- [Entries taken from a collection]:
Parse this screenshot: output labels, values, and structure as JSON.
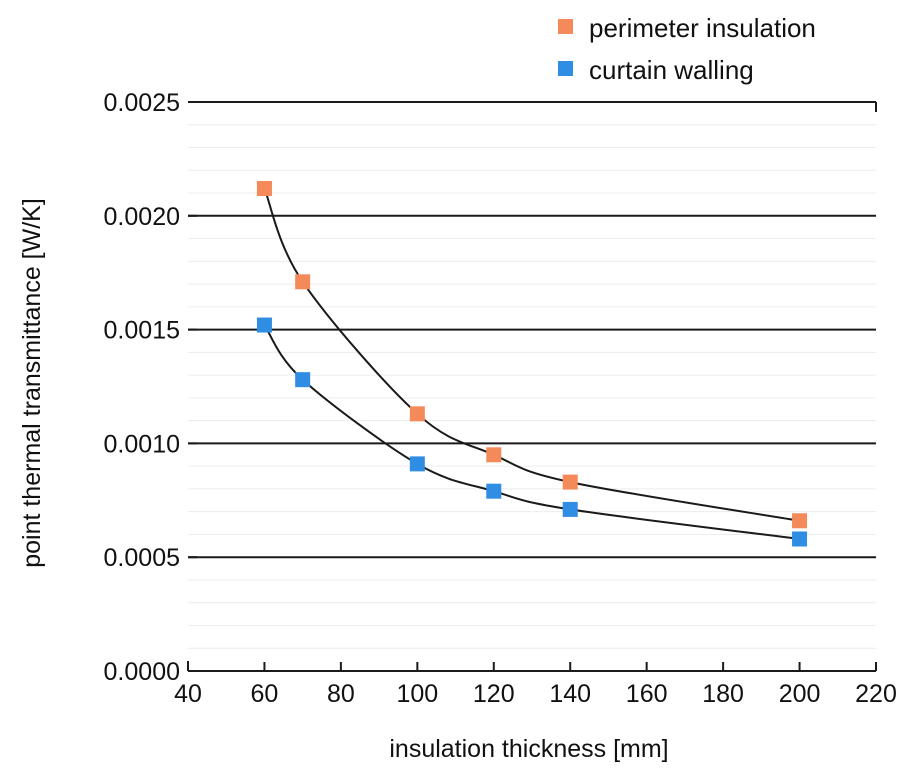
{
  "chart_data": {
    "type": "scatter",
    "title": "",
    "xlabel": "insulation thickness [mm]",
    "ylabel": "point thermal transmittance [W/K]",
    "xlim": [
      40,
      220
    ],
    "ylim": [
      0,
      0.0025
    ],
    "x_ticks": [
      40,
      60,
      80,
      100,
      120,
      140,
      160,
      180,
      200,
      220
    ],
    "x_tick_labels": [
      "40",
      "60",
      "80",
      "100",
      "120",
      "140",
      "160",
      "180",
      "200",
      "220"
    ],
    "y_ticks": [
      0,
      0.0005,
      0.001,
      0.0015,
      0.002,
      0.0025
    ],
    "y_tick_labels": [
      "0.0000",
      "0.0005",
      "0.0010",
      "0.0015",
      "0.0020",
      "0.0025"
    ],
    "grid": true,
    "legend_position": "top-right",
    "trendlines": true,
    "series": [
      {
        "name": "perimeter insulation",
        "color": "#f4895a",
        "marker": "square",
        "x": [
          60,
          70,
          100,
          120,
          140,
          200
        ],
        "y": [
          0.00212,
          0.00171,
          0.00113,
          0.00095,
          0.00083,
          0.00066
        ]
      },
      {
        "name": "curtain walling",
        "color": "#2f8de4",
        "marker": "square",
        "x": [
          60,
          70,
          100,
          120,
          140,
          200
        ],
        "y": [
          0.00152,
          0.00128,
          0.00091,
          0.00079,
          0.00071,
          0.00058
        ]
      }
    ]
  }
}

- [WHAT IS NEEDED]: Copy each line exactly, and leave the pictures out of your copy.

- [THE RESULT]:
Parse this screenshot: output labels, values, and structure as JSON.
{
  "chart_data": {
    "type": "scatter",
    "title": "",
    "xlabel": "insulation thickness [mm]",
    "ylabel": "point thermal transmittance [W/K]",
    "xlim": [
      40,
      220
    ],
    "ylim": [
      0,
      0.0025
    ],
    "x_ticks": [
      40,
      60,
      80,
      100,
      120,
      140,
      160,
      180,
      200,
      220
    ],
    "x_tick_labels": [
      "40",
      "60",
      "80",
      "100",
      "120",
      "140",
      "160",
      "180",
      "200",
      "220"
    ],
    "y_ticks": [
      0,
      0.0005,
      0.001,
      0.0015,
      0.002,
      0.0025
    ],
    "y_tick_labels": [
      "0.0000",
      "0.0005",
      "0.0010",
      "0.0015",
      "0.0020",
      "0.0025"
    ],
    "grid": true,
    "legend_position": "top-right",
    "trendlines": true,
    "series": [
      {
        "name": "perimeter insulation",
        "color": "#f4895a",
        "marker": "square",
        "x": [
          60,
          70,
          100,
          120,
          140,
          200
        ],
        "y": [
          0.00212,
          0.00171,
          0.00113,
          0.00095,
          0.00083,
          0.00066
        ]
      },
      {
        "name": "curtain walling",
        "color": "#2f8de4",
        "marker": "square",
        "x": [
          60,
          70,
          100,
          120,
          140,
          200
        ],
        "y": [
          0.00152,
          0.00128,
          0.00091,
          0.00079,
          0.00071,
          0.00058
        ]
      }
    ]
  }
}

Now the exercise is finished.